Data:
■ ■ ■ ■ ■
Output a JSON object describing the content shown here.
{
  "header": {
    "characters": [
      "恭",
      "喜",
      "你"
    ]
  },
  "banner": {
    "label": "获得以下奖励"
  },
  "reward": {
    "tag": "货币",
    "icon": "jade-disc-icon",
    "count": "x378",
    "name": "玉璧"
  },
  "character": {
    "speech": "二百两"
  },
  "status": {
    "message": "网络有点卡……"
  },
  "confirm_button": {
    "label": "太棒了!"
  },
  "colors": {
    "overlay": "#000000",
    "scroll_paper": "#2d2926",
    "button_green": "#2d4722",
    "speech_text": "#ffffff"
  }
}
■ ■ ■ ■ ■
Copy all the records above exactly, missing none.

Result of the task:
Output a JSON object describing the content shown here.
{
  "header": {
    "characters": [
      "恭",
      "喜",
      "你"
    ]
  },
  "banner": {
    "label": "获得以下奖励"
  },
  "reward": {
    "tag": "货币",
    "icon": "jade-disc-icon",
    "count": "x378",
    "name": "玉璧"
  },
  "character": {
    "speech": "二百两"
  },
  "status": {
    "message": "网络有点卡……"
  },
  "confirm_button": {
    "label": "太棒了!"
  },
  "colors": {
    "overlay": "#000000",
    "scroll_paper": "#2d2926",
    "button_green": "#2d4722",
    "speech_text": "#ffffff"
  }
}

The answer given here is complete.